**STATED PROBLEM:** Beginning at the line that contains "What data populates" and ending at the last line of the entries, write out each line exactly; include nothing outside that span.

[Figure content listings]
START

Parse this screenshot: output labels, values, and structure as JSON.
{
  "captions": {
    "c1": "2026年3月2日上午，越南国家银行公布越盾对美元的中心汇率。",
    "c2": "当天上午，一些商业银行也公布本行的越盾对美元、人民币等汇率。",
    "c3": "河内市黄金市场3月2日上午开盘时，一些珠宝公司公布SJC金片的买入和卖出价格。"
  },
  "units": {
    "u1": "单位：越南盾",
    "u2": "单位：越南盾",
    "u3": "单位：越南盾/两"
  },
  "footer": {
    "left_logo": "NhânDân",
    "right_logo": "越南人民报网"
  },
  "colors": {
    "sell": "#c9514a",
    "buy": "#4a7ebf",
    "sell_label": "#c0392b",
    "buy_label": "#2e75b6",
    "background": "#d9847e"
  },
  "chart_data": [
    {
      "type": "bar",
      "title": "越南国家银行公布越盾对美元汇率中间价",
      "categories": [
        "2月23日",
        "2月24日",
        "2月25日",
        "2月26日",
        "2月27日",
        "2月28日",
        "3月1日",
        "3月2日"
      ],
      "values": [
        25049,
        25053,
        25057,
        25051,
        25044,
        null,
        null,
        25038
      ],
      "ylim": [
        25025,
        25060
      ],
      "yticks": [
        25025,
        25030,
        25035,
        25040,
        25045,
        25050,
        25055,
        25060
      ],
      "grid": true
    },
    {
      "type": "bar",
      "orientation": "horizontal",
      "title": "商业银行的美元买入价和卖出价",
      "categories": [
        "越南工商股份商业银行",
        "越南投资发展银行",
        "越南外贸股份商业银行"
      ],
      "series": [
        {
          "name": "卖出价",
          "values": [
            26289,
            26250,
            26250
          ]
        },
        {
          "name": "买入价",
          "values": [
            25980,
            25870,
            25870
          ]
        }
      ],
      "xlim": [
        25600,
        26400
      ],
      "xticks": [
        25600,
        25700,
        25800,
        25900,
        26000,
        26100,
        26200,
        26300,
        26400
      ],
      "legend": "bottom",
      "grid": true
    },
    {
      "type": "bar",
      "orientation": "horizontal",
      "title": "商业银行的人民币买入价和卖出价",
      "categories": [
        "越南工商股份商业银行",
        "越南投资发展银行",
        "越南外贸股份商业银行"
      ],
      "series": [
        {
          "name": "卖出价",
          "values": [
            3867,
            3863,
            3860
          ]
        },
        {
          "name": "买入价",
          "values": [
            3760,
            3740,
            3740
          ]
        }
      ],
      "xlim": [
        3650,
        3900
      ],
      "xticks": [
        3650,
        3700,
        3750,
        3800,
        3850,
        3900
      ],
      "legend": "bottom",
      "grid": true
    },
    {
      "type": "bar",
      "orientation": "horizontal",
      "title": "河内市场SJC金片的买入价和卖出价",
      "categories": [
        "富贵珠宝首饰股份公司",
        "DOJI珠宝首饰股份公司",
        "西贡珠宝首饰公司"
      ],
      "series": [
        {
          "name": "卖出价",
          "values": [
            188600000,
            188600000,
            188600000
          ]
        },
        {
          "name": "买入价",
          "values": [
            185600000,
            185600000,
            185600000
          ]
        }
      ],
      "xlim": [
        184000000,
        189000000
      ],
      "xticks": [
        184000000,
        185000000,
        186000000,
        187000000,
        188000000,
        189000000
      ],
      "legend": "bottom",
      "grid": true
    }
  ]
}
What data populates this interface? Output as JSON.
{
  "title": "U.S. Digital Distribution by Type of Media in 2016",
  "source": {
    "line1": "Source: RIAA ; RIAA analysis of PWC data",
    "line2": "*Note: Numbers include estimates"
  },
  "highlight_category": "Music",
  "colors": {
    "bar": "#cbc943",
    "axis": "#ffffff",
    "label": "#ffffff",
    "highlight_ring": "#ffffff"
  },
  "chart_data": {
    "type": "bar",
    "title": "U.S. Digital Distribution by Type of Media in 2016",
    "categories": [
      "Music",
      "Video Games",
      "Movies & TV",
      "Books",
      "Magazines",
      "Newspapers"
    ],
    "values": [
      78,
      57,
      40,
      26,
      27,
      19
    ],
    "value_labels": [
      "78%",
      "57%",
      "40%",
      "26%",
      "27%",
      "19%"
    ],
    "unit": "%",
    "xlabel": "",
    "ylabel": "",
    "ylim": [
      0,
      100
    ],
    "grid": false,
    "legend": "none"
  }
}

END

**THE REPLY:**
What data populates this interface? Output as JSON.
{
  "title": "U.S. Digital Distribution by Type of Media in 2016",
  "source": {
    "line1": "Source: RIAA ; RIAA analysis of PWC data",
    "line2": "*Note: Numbers include estimates"
  },
  "highlight_category": "Music",
  "colors": {
    "bar": "#cbc943",
    "axis": "#ffffff",
    "label": "#ffffff",
    "highlight_ring": "#ffffff"
  },
  "chart_data": {
    "type": "bar",
    "title": "U.S. Digital Distribution by Type of Media in 2016",
    "categories": [
      "Music",
      "Video Games",
      "Movies & TV",
      "Books",
      "Magazines",
      "Newspapers"
    ],
    "values": [
      78,
      57,
      40,
      26,
      27,
      19
    ],
    "value_labels": [
      "78%",
      "57%",
      "40%",
      "26%",
      "27%",
      "19%"
    ],
    "unit": "%",
    "xlabel": "",
    "ylabel": "",
    "ylim": [
      0,
      100
    ],
    "grid": false,
    "legend": "none"
  }
}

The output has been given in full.